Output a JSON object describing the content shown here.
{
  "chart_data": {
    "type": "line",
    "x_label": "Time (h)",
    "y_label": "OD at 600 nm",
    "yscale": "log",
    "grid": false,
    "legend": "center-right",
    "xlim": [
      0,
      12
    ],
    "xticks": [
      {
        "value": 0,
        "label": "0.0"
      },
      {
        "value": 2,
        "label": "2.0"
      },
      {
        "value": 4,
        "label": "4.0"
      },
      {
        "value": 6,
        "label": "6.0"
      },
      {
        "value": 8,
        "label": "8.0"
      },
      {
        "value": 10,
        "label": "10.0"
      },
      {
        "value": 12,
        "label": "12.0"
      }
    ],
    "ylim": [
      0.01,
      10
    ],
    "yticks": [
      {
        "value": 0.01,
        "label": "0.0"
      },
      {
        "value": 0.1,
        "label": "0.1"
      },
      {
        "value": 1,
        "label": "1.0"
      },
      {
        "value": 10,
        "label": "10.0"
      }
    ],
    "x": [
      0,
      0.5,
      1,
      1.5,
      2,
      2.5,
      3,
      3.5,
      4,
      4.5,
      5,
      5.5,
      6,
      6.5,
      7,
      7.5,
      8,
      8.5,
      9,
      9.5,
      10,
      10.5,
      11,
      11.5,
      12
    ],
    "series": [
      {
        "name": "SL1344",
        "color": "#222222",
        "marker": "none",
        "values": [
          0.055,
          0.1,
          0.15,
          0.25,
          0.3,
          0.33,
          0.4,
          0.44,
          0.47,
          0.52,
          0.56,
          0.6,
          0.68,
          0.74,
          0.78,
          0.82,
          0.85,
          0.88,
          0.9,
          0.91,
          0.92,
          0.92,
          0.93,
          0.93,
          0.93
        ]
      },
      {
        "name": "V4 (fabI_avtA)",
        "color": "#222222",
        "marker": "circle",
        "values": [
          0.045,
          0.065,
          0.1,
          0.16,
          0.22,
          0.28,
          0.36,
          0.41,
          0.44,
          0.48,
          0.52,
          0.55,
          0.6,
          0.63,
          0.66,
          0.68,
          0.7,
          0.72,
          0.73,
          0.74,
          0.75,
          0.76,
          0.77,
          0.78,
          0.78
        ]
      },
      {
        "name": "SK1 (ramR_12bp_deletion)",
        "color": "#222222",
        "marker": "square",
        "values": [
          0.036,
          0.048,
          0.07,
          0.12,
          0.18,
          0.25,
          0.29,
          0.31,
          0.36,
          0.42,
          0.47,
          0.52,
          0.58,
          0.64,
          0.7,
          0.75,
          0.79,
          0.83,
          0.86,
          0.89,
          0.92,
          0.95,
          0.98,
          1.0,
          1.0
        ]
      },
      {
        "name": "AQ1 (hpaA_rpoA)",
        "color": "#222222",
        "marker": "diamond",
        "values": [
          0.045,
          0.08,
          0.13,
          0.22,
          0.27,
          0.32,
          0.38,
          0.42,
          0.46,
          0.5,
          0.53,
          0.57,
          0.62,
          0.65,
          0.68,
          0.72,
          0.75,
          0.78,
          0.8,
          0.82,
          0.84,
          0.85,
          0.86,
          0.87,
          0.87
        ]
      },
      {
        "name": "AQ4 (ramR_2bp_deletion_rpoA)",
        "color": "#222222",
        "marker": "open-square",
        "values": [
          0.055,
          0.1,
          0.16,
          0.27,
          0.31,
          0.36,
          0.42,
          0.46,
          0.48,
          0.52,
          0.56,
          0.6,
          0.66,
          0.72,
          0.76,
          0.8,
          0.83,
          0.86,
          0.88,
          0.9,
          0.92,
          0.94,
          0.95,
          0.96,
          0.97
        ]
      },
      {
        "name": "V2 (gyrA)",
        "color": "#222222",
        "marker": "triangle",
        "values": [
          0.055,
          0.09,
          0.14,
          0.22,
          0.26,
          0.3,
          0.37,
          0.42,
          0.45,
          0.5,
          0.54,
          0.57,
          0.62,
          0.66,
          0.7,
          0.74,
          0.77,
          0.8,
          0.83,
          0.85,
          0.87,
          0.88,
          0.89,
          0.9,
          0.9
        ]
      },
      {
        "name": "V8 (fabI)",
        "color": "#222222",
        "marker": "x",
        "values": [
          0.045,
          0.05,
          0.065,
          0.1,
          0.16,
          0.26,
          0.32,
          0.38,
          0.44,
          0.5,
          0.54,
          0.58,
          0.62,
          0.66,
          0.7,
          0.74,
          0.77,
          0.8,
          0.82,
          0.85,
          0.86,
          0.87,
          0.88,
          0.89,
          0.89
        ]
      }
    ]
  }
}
::::::::
◆ BRIEF:
Print the listing above in its entirety, with every line exact.

◆ WRITTEN SOLUTION:
Output a JSON object describing the content shown here.
{
  "chart_data": {
    "type": "line",
    "x_label": "Time (h)",
    "y_label": "OD at 600 nm",
    "yscale": "log",
    "grid": false,
    "legend": "center-right",
    "xlim": [
      0,
      12
    ],
    "xticks": [
      {
        "value": 0,
        "label": "0.0"
      },
      {
        "value": 2,
        "label": "2.0"
      },
      {
        "value": 4,
        "label": "4.0"
      },
      {
        "value": 6,
        "label": "6.0"
      },
      {
        "value": 8,
        "label": "8.0"
      },
      {
        "value": 10,
        "label": "10.0"
      },
      {
        "value": 12,
        "label": "12.0"
      }
    ],
    "ylim": [
      0.01,
      10
    ],
    "yticks": [
      {
        "value": 0.01,
        "label": "0.0"
      },
      {
        "value": 0.1,
        "label": "0.1"
      },
      {
        "value": 1,
        "label": "1.0"
      },
      {
        "value": 10,
        "label": "10.0"
      }
    ],
    "x": [
      0,
      0.5,
      1,
      1.5,
      2,
      2.5,
      3,
      3.5,
      4,
      4.5,
      5,
      5.5,
      6,
      6.5,
      7,
      7.5,
      8,
      8.5,
      9,
      9.5,
      10,
      10.5,
      11,
      11.5,
      12
    ],
    "series": [
      {
        "name": "SL1344",
        "color": "#222222",
        "marker": "none",
        "values": [
          0.055,
          0.1,
          0.15,
          0.25,
          0.3,
          0.33,
          0.4,
          0.44,
          0.47,
          0.52,
          0.56,
          0.6,
          0.68,
          0.74,
          0.78,
          0.82,
          0.85,
          0.88,
          0.9,
          0.91,
          0.92,
          0.92,
          0.93,
          0.93,
          0.93
        ]
      },
      {
        "name": "V4 (fabI_avtA)",
        "color": "#222222",
        "marker": "circle",
        "values": [
          0.045,
          0.065,
          0.1,
          0.16,
          0.22,
          0.28,
          0.36,
          0.41,
          0.44,
          0.48,
          0.52,
          0.55,
          0.6,
          0.63,
          0.66,
          0.68,
          0.7,
          0.72,
          0.73,
          0.74,
          0.75,
          0.76,
          0.77,
          0.78,
          0.78
        ]
      },
      {
        "name": "SK1 (ramR_12bp_deletion)",
        "color": "#222222",
        "marker": "square",
        "values": [
          0.036,
          0.048,
          0.07,
          0.12,
          0.18,
          0.25,
          0.29,
          0.31,
          0.36,
          0.42,
          0.47,
          0.52,
          0.58,
          0.64,
          0.7,
          0.75,
          0.79,
          0.83,
          0.86,
          0.89,
          0.92,
          0.95,
          0.98,
          1.0,
          1.0
        ]
      },
      {
        "name": "AQ1 (hpaA_rpoA)",
        "color": "#222222",
        "marker": "diamond",
        "values": [
          0.045,
          0.08,
          0.13,
          0.22,
          0.27,
          0.32,
          0.38,
          0.42,
          0.46,
          0.5,
          0.53,
          0.57,
          0.62,
          0.65,
          0.68,
          0.72,
          0.75,
          0.78,
          0.8,
          0.82,
          0.84,
          0.85,
          0.86,
          0.87,
          0.87
        ]
      },
      {
        "name": "AQ4 (ramR_2bp_deletion_rpoA)",
        "color": "#222222",
        "marker": "open-square",
        "values": [
          0.055,
          0.1,
          0.16,
          0.27,
          0.31,
          0.36,
          0.42,
          0.46,
          0.48,
          0.52,
          0.56,
          0.6,
          0.66,
          0.72,
          0.76,
          0.8,
          0.83,
          0.86,
          0.88,
          0.9,
          0.92,
          0.94,
          0.95,
          0.96,
          0.97
        ]
      },
      {
        "name": "V2 (gyrA)",
        "color": "#222222",
        "marker": "triangle",
        "values": [
          0.055,
          0.09,
          0.14,
          0.22,
          0.26,
          0.3,
          0.37,
          0.42,
          0.45,
          0.5,
          0.54,
          0.57,
          0.62,
          0.66,
          0.7,
          0.74,
          0.77,
          0.8,
          0.83,
          0.85,
          0.87,
          0.88,
          0.89,
          0.9,
          0.9
        ]
      },
      {
        "name": "V8 (fabI)",
        "color": "#222222",
        "marker": "x",
        "values": [
          0.045,
          0.05,
          0.065,
          0.1,
          0.16,
          0.26,
          0.32,
          0.38,
          0.44,
          0.5,
          0.54,
          0.58,
          0.62,
          0.66,
          0.7,
          0.74,
          0.77,
          0.8,
          0.82,
          0.85,
          0.86,
          0.87,
          0.88,
          0.89,
          0.89
        ]
      }
    ]
  }
}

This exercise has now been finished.